*Приведённый текст*

┌──

Петербургский театральный журнал
Блог «ПТЖ» — это отдельное СМИ, живущее в режиме общероссийской театральной газеты. Когда-то один из создателей журнала Леонид Попов делал в «ПТЖ» раздел «Фигаро» (Фигаро здесь, Фигаро там). Лене Попову мы и посвящаем наш блог.
16+

В ОБРАТНОЙ ПЕРСПЕКТИВЕ

«ДАЁШЬ ЕВРОПУ»

В мае 1923 года берлинское издательство «Геликон» выпустило новую книгу И. Г. Эренбурга — фантастический роман «Трест Д. Е. История гибели Европы», где рассказывалось о том, как американские империалисты задумали уничтожить Европу, и к 1940 году на месте цветущего континента образовалась безлюдная пустыня. Книга имела большой успех, летом её уже издали в СССР — сначала в Харькове, затем в Москве, — а в начале сентября И. Эренбург, живший тогда в Берлине, встретился с приехавшим туда Мейерхольдом. Всеволод Эмильевич роман успел прочитать, заинтересовался им и предложил Эренбургу сделать из романа пьесу, объяснив, что это должно быть нечто вроде циркового представления с агитационным апофеозом. Эренбургу заниматься этим не хотелось, но, зная настойчивость Мейерхольда и его свойство не отступаться от задуманного, он решил потянуть время и обещал подумать.

Впрочем, думать над этим он не стал и, спустя несколько месяцев, сразу после Нового года, отправился в большое турне по Советскому Союзу и в завершение его, 3 марта 1924 года, приехал в Ленинград. Тут Эренбургу пришлось вспомнить о разговоре с Мейерхольдом, ибо сразу по приезде ему попалась на глаза (скорее всего, показал кто-нибудь из знакомых) крохотная заметка из только что вышедшего в Москве театрального журнала «Зрелища», где говорилось, что «в Театре им. Мейерхольда принята к постановке инсценировка Подгаецкого „Трест Д. Е.“ по Эренбургу и по „Туннелю“ Келлермана. Драматическая переработка инсценировки проводится драматической коллегией режфака Гэктемаса. Ставит Вс. Мейерхольд. Участвует вся труппа и все студенты Гэктемаса. Постановку предполагается осуществить в текущем сезоне».

Эренбург 5 марта отправил Мейерхольду резкое послание, утверждая, что не является пока «классиком каким-нибудь», а вполне живой человек и «сам может делать из своих книг всё, что из них сделать возможно».

Вскоре в газетах стали появляться информации о предстоящих гастролях Театра Мейерхольда в Ленинграде, и в его репертуаре значилась премьера нового спектакля «Трест Д. Е.».

└──

*Исходные данные*

┌──

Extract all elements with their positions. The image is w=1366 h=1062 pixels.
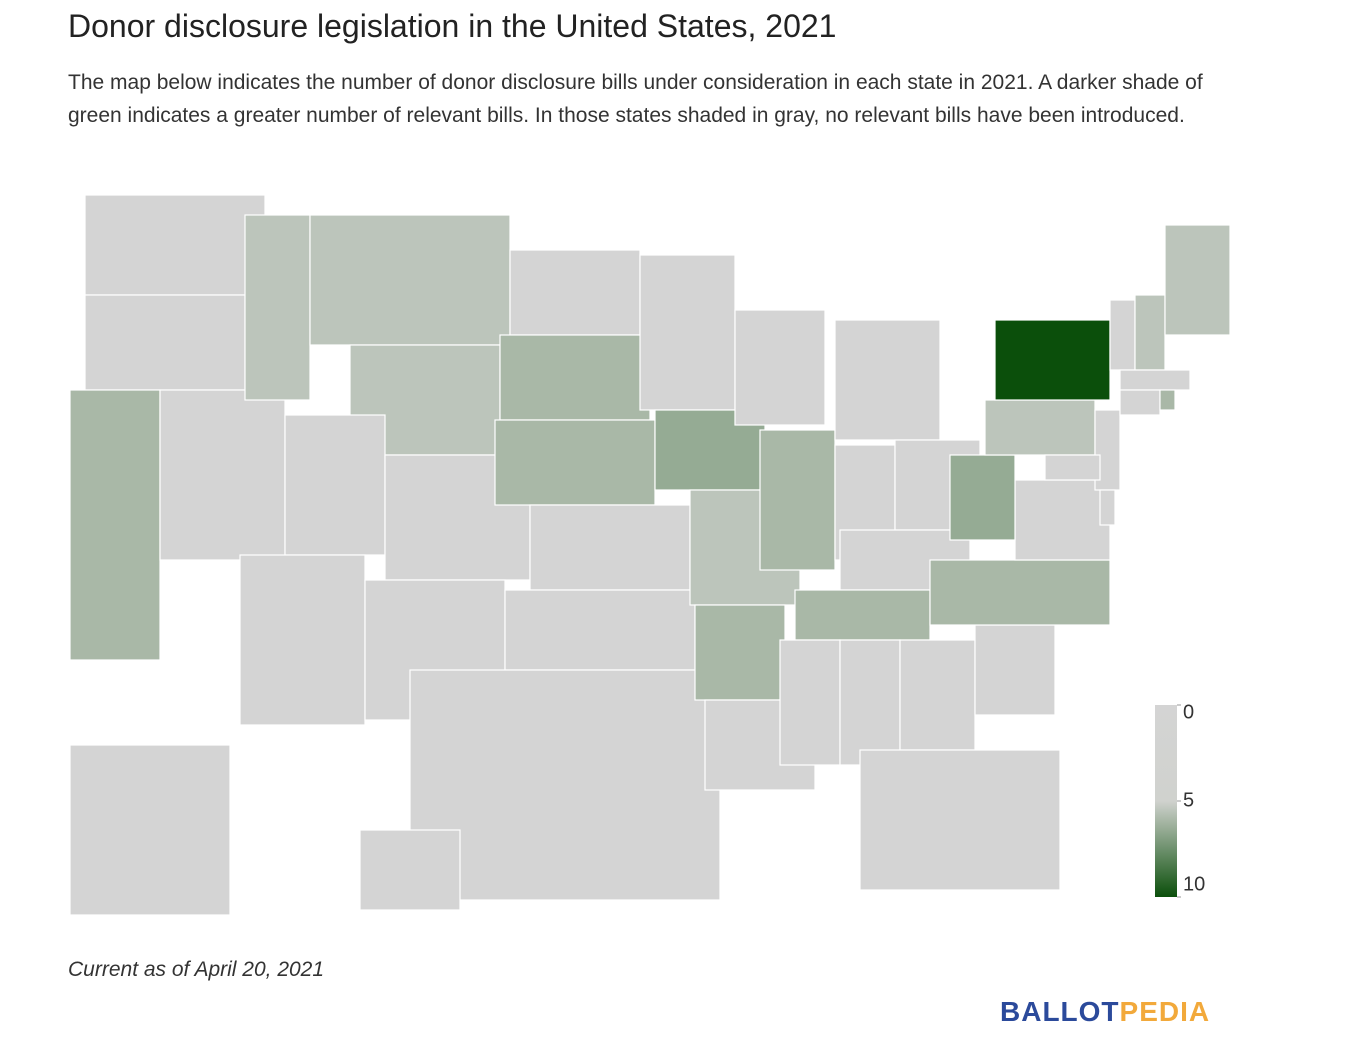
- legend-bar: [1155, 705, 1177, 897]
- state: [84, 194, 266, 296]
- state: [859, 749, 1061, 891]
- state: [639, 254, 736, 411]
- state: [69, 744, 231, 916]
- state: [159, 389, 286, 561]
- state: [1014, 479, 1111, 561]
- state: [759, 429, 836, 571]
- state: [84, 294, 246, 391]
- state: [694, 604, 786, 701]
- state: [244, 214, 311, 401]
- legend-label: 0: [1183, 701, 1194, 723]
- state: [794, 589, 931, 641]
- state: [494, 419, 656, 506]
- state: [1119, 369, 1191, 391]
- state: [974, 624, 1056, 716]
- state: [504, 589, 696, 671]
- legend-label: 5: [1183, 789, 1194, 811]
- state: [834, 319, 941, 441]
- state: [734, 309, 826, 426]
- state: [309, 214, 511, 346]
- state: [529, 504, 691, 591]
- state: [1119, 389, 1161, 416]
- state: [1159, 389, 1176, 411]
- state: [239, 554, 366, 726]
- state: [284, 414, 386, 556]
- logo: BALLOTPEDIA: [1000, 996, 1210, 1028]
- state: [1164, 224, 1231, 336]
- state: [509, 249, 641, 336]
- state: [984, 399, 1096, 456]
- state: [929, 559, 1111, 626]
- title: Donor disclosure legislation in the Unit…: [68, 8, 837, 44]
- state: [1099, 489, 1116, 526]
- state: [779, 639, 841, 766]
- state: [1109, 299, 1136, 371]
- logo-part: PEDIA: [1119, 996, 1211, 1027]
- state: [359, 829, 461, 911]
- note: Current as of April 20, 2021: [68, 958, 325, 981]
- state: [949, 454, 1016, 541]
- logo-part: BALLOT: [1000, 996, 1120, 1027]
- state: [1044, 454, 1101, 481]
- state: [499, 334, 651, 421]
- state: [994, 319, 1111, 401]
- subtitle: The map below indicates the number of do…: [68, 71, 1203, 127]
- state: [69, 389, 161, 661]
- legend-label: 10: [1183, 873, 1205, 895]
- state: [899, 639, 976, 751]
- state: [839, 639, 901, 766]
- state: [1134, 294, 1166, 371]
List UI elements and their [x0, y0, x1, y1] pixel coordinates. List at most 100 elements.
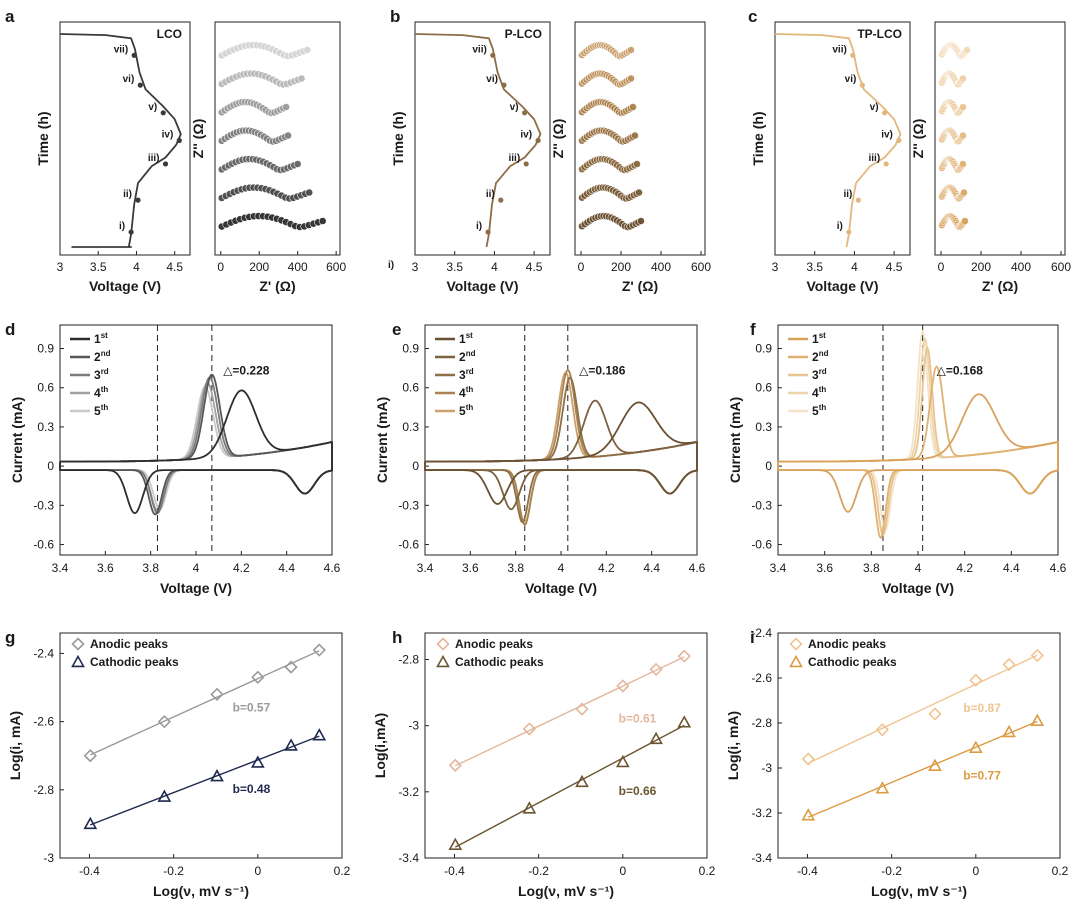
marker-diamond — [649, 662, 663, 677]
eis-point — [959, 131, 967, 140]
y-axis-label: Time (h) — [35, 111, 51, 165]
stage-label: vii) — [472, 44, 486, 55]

└──

*Что нужно сделать*
Кратко перескажите абзац приведённого текста, который начинается словами «В мае 1923 года», и сохраните его главные факты. Позиции из исходных данных здесь не используются.

*Решение задачи*
В мае 1923 года берлинское издательство «Геликон» выпустило фантастический роман И. Г. Эренбурга «Трест Д. Е. История гибели Европы». В нём американские империалисты уничтожают Европу, и к 1940 году она превращается в пустыню. Книга имела успех, и летом её издали в СССР, в Харькове и Москве. В начале сентября Мейерхольд встретился в Берлине с Эренбургом и предложил ему сделать из романа пьесу, что-то вроде циркового представления с агитационным апофеозом. Эренбургу этого не хотелось, но, зная настойчивость Мейерхольда, он решил потянуть время и обещал подумать.